TASK DETAILS> List all the lines in these records that hold "мальчика".

Start of DATA

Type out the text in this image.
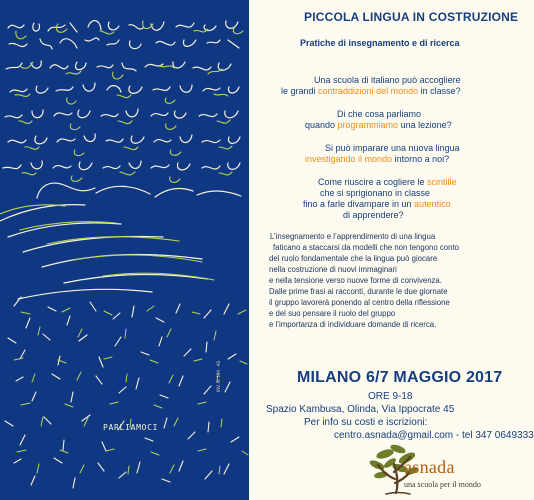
PARLIAMOCI
INV. N. 190 · AS-
PICCOLA LINGUA IN COSTRUZIONE
Pratiche di insegnamento e di ricerca

Una scuola di italiano può accogliere

le grandi contraddizioni del mondo in classe?

Di che cosa parliamo

quando programmiamo una lezione?

Si può imparare una nuova lingua

investigando il mondo intorno a noi?

Come riuscire a cogliere le scintille

che si sprigionano in classe

fino a farle divampare in un autentico

di apprendere?

L’insegnamento e l’apprendimento di una lingua

faticano a staccarsi da modelli che non tengono conto

del ruolo fondamentale che la lingua può giocare

nella costruzione di nuovi immaginari

e nella tensione verso nuove forme di convivenza.

Dalle prime frasi ai racconti, durante le due giornate

il gruppo lavorerà ponendo al centro della riflessione

e del suo pensare il ruolo del gruppo

e l’importanza di individuare domande di ricerca.

MILANO 6/7 MAGGIO 2017

ORE 9-18

Spazio Kambusa, Olinda, Via Ippocrate 45

Per info su costi e iscrizioni:

centro.asnada@gmail.com - tel 347 0649333

asnada
una scuola per il mondo
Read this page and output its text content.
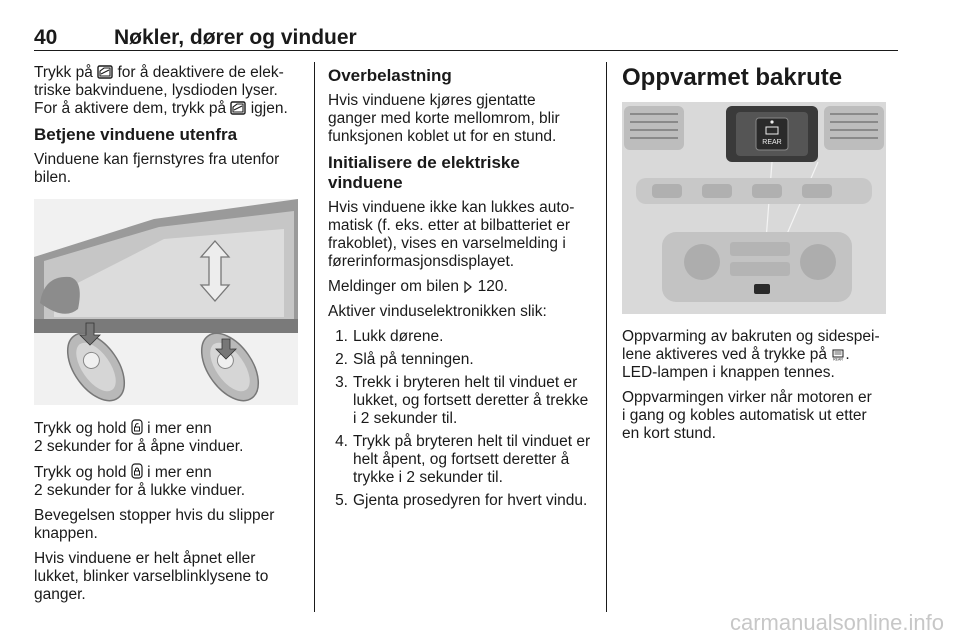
40	Nøkler, dører og vinduer

Trykk på for å deaktivere de elek-
triske bakvinduene, lysdioden lyser.
For å aktivere dem, trykk på igjen.

Betjene vinduene utenfra

Vinduene kan fjernstyres fra utenfor
bilen.

Trykk og hold i mer enn
2 sekunder for å åpne vinduer.

Trykk og hold i mer enn
2 sekunder for å lukke vinduer.

Bevegelsen stopper hvis du slipper
knappen.

Hvis vinduene er helt åpnet eller
lukket, blinker varselblinklysene to
ganger.

Overbelastning

Hvis vinduene kjøres gjentatte
ganger med korte mellomrom, blir
funksjonen koblet ut for en stund.

Initialisere de elektriske vinduene

Hvis vinduene ikke kan lukkes auto-
matisk (f. eks. etter at bilbatteriet er
frakoblet), vises en varselmelding i
førerinformasjonsdisplayet.

Meldinger om bilen 120.

Aktiver vinduselektronikken slik:

1. Lukk dørene.
2. Slå på tenningen.
3. Trekk i bryteren helt til vinduet er
lukket, og fortsett deretter å trekke
i 2 sekunder til.
4. Trykk på bryteren helt til vinduet er
helt åpent, og fortsett deretter å
trykke i 2 sekunder til.
5. Gjenta prosedyren for hvert vindu.
Oppvarmet bakrute
REAR

Oppvarming av bakruten og sidespei-
lene aktiveres ved å trykke på REAR .
LED-lampen i knappen tennes.

Oppvarmingen virker når motoren er
i gang og kobles automatisk ut etter
en kort stund.

carmanualsonline.info
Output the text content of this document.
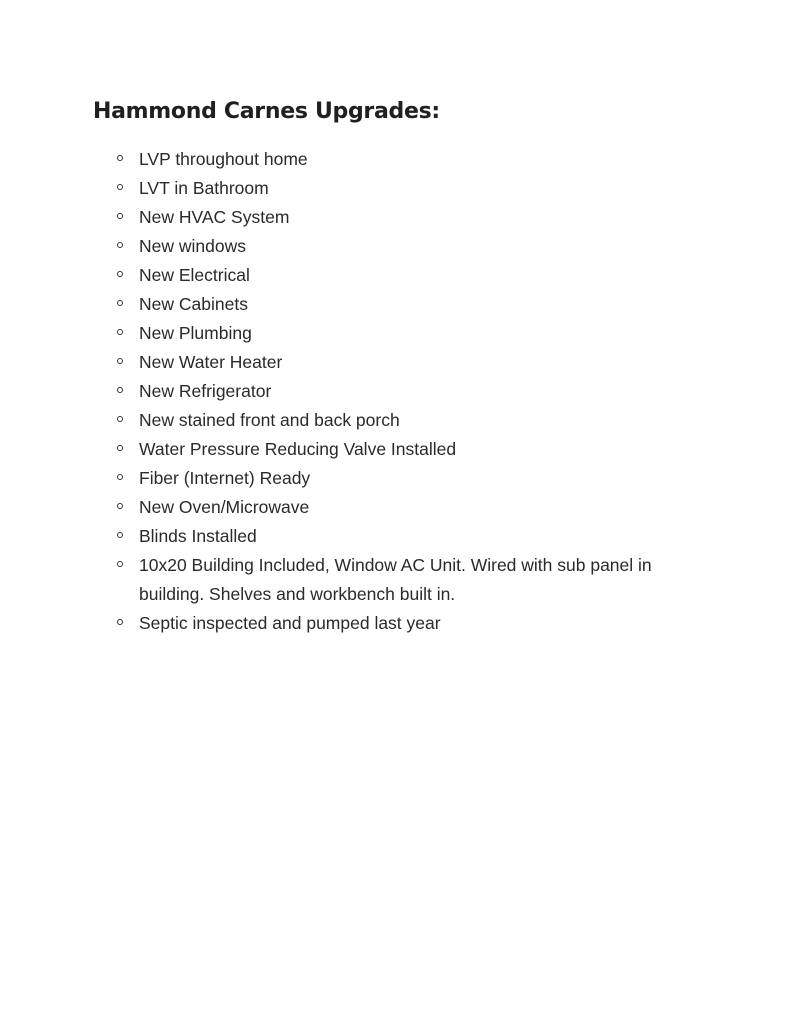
Hammond Carnes Upgrades:
LVP throughout home
LVT in Bathroom
New HVAC System
New windows
New Electrical
New Cabinets
New Plumbing
New Water Heater
New Refrigerator
New stained front and back porch
Water Pressure Reducing Valve Installed
Fiber (Internet) Ready
New Oven/Microwave
Blinds Installed
10x20 Building Included, Window AC Unit. Wired with sub panel in building. Shelves and workbench built in.
Septic inspected and pumped last year
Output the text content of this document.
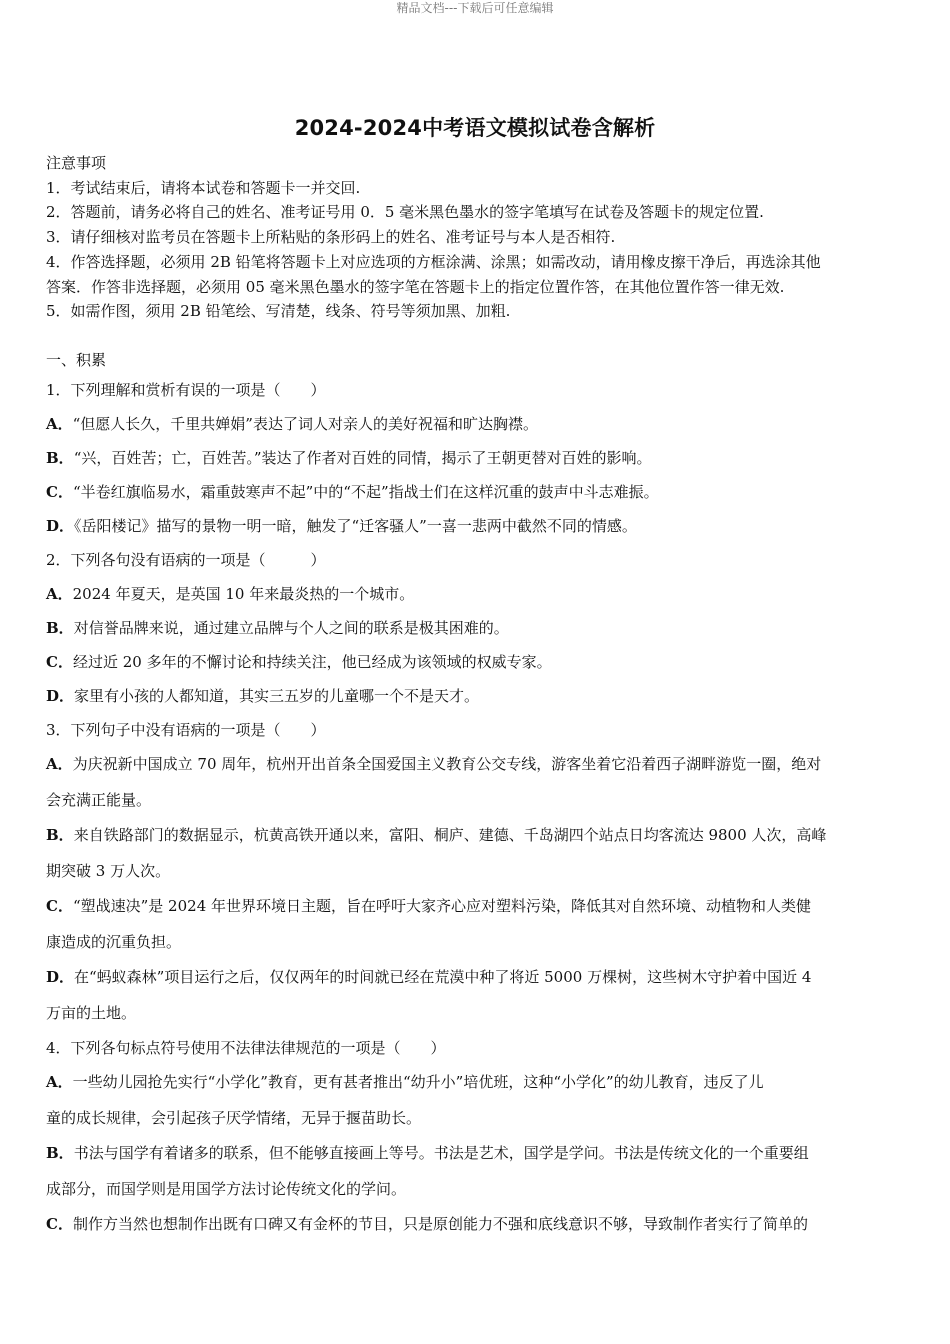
精品文档---下载后可任意编辑
2024-2024中考语文模拟试卷含解析

注意事项

1．考试结束后，请将本试卷和答题卡一并交回.

2．答题前，请务必将自己的姓名、准考证号用 0．5 毫米黑色墨水的签字笔填写在试卷及答题卡的规定位置.

3．请仔细核对监考员在答题卡上所粘贴的条形码上的姓名、准考证号与本人是否相符.

4．作答选择题，必须用 2B 铅笔将答题卡上对应选项的方框涂满、涂黑；如需改动，请用橡皮擦干净后，再选涂其他

答案．作答非选择题，必须用 05 毫米黑色墨水的签字笔在答题卡上的指定位置作答，在其他位置作答一律无效.

5．如需作图，须用 2B 铅笔绘、写清楚，线条、符号等须加黑、加粗.

一、积累

1．下列理解和赏析有误的一项是（　　）

A．“但愿人长久，千里共婵娟”表达了词人对亲人的美好祝福和旷达胸襟。

B．“兴，百姓苦；亡，百姓苦。”装达了作者对百姓的同情，揭示了王朝更替对百姓的影响。

C．“半卷红旗临易水，霜重鼓寒声不起”中的“不起”指战士们在这样沉重的鼓声中斗志难振。

D．《岳阳楼记》描写的景物一明一暗，触发了“迁客骚人”一喜一悲两中截然不同的情感。

2．下列各句没有语病的一项是（　　　）

A．2024 年夏天，是英国 10 年来最炎热的一个城市。

B．对信誉品牌来说，通过建立品牌与个人之间的联系是极其困难的。

C．经过近 20 多年的不懈讨论和持续关注，他已经成为该领域的权威专家。

D．家里有小孩的人都知道，其实三五岁的儿童哪一个不是天才。

3．下列句子中没有语病的一项是（　　）

A．为庆祝新中国成立 70 周年，杭州开出首条全国爱国主义教育公交专线，游客坐着它沿着西子湖畔游览一圈，绝对
会充满正能量。

B．来自铁路部门的数据显示，杭黄高铁开通以来，富阳、桐庐、建德、千岛湖四个站点日均客流达 9800 人次，高峰
期突破 3 万人次。

C．“塑战速决”是 2024 年世界环境日主题，旨在呼吁大家齐心应对塑料污染，降低其对自然环境、动植物和人类健
康造成的沉重负担。

D．在“蚂蚁森林”项目运行之后，仅仅两年的时间就已经在荒漠中种了将近 5000 万棵树，这些树木守护着中国近 4
万亩的土地。

4．下列各句标点符号使用不法律法律规范的一项是（　　）

A．一些幼儿园抢先实行“小学化”教育，更有甚者推出“幼升小”培优班，这种“小学化”的幼儿教育，违反了儿
童的成长规律，会引起孩子厌学情绪，无异于揠苗助长。

B．书法与国学有着诸多的联系，但不能够直接画上等号。书法是艺术，国学是学问。书法是传统文化的一个重要组
成部分，而国学则是用国学方法讨论传统文化的学问。

C．制作方当然也想制作出既有口碑又有金杯的节目，只是原创能力不强和底线意识不够，导致制作者实行了简单的
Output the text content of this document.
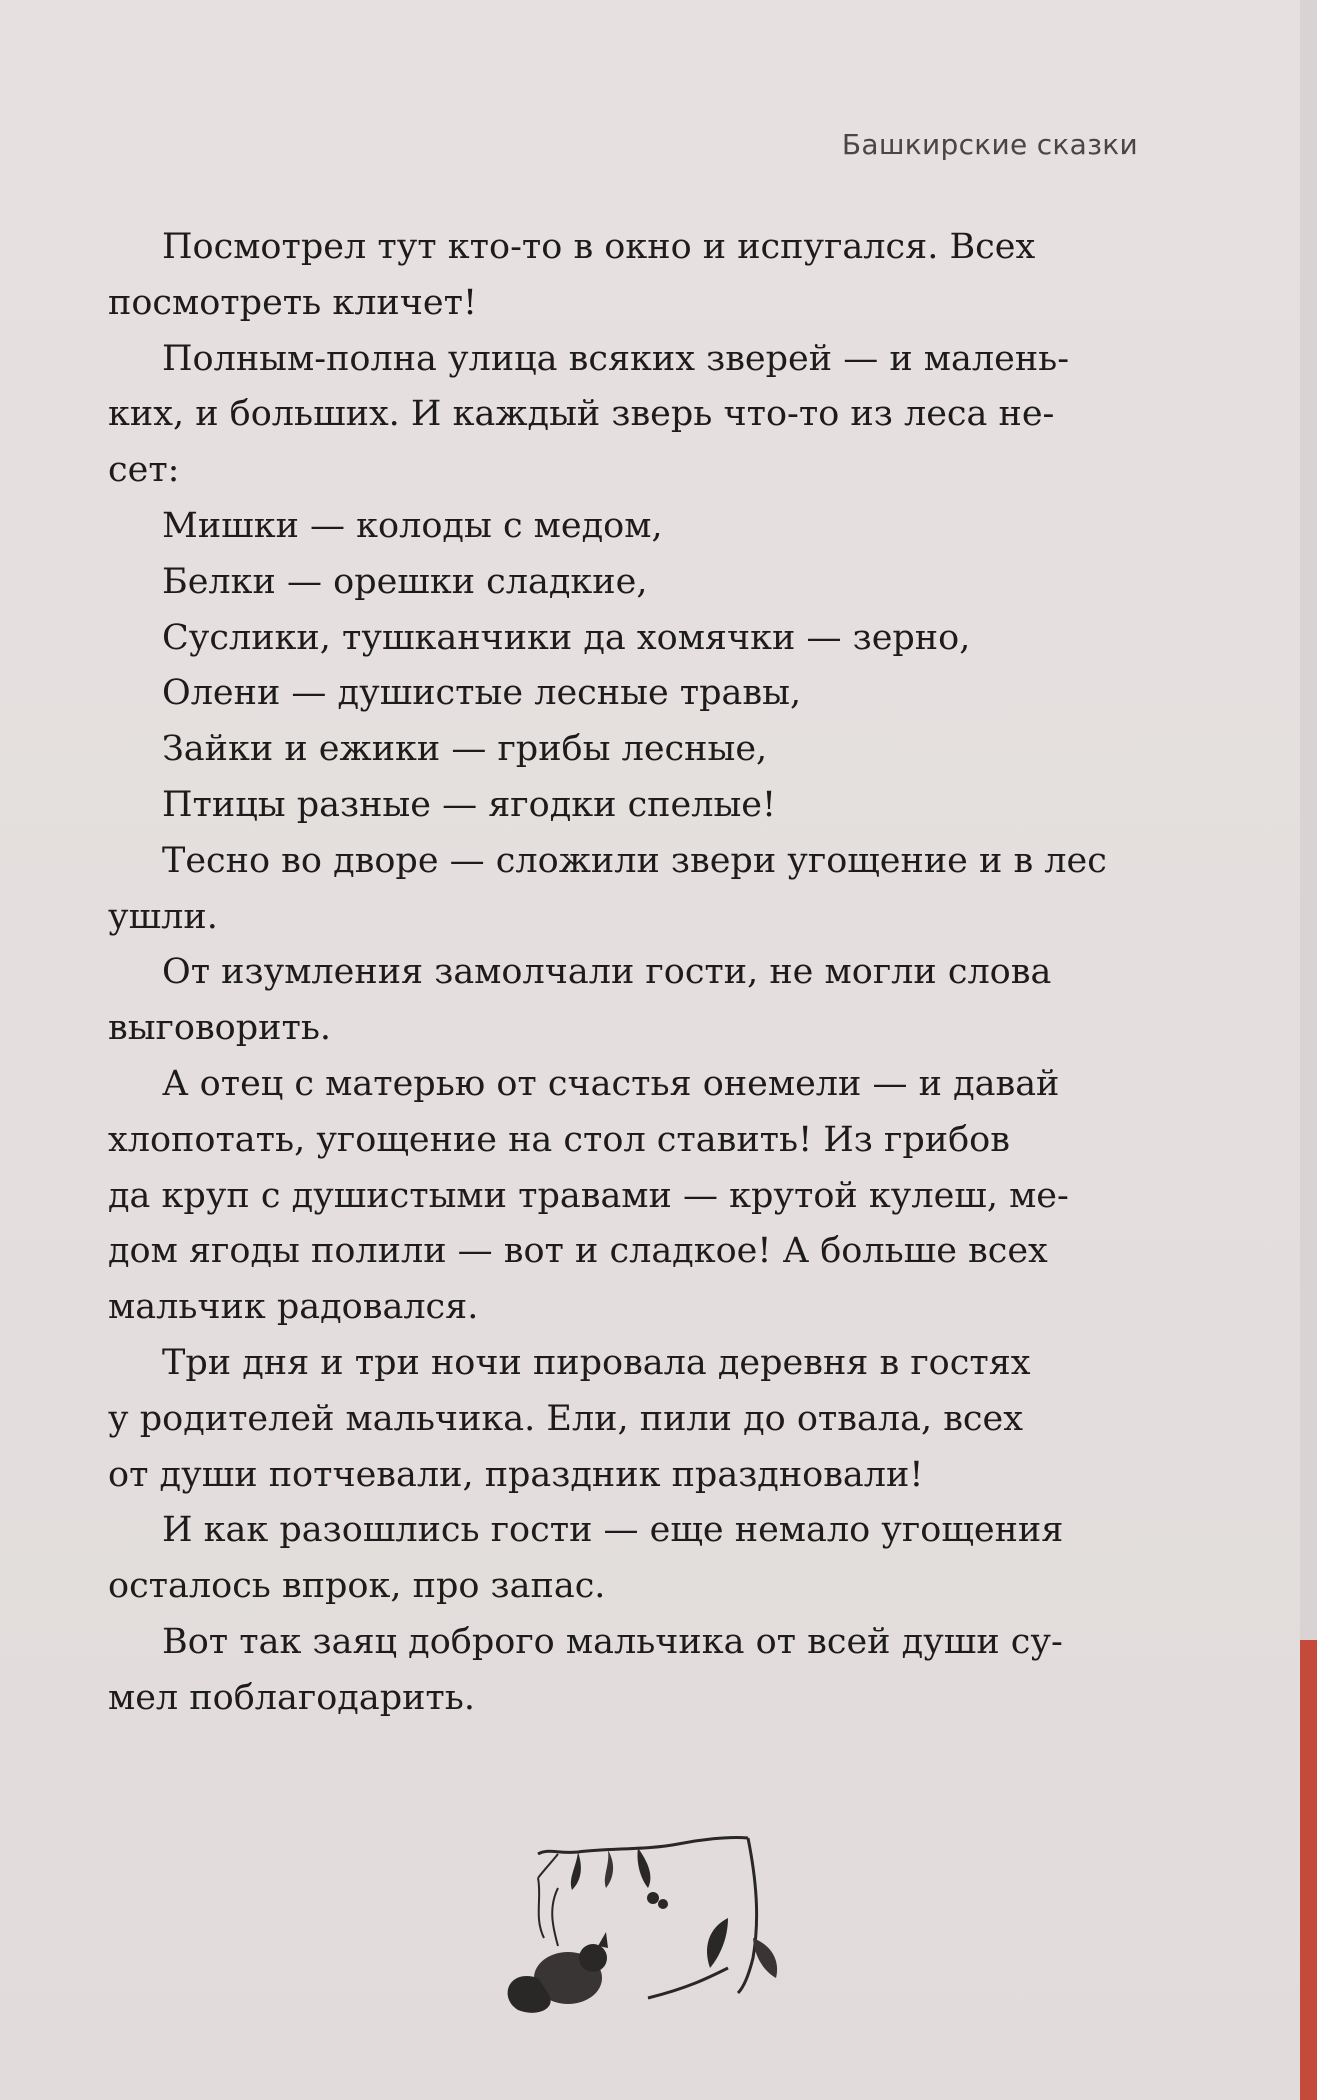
Башкирские сказки

Посмотрел тут кто-то в окно и испугался. Всех
посмотреть кличет!

Полным-полна улица всяких зверей — и малень-
ких, и больших. И каждый зверь что-то из леса не-
сет:

Мишки — колоды с медом,

Белки — орешки сладкие,

Суслики, тушканчики да хомячки — зерно,

Олени — душистые лесные травы,

Зайки и ежики — грибы лесные,

Птицы разные — ягодки спелые!

Тесно во дворе — сложили звери угощение и в лес
ушли.

От изумления замолчали гости, не могли слова
выговорить.

А отец с матерью от счастья онемели — и давай
хлопотать, угощение на стол ставить! Из грибов
да круп с душистыми травами — крутой кулеш, ме-
дом ягоды полили — вот и сладкое! А больше всех
мальчик радовался.

Три дня и три ночи пировала деревня в гостях
у родителей мальчика. Ели, пили до отвала, всех
от души потчевали, праздник праздновали!

И как разошлись гости — еще немало угощения
осталось впрок, про запас.

Вот так заяц доброго мальчика от всей души су-
мел поблагодарить.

End of DATA

EXERCISE OUTPUT>
у родителей мальчика. Ели, пили до отвала, всех
Вот так заяц доброго мальчика от всей души су-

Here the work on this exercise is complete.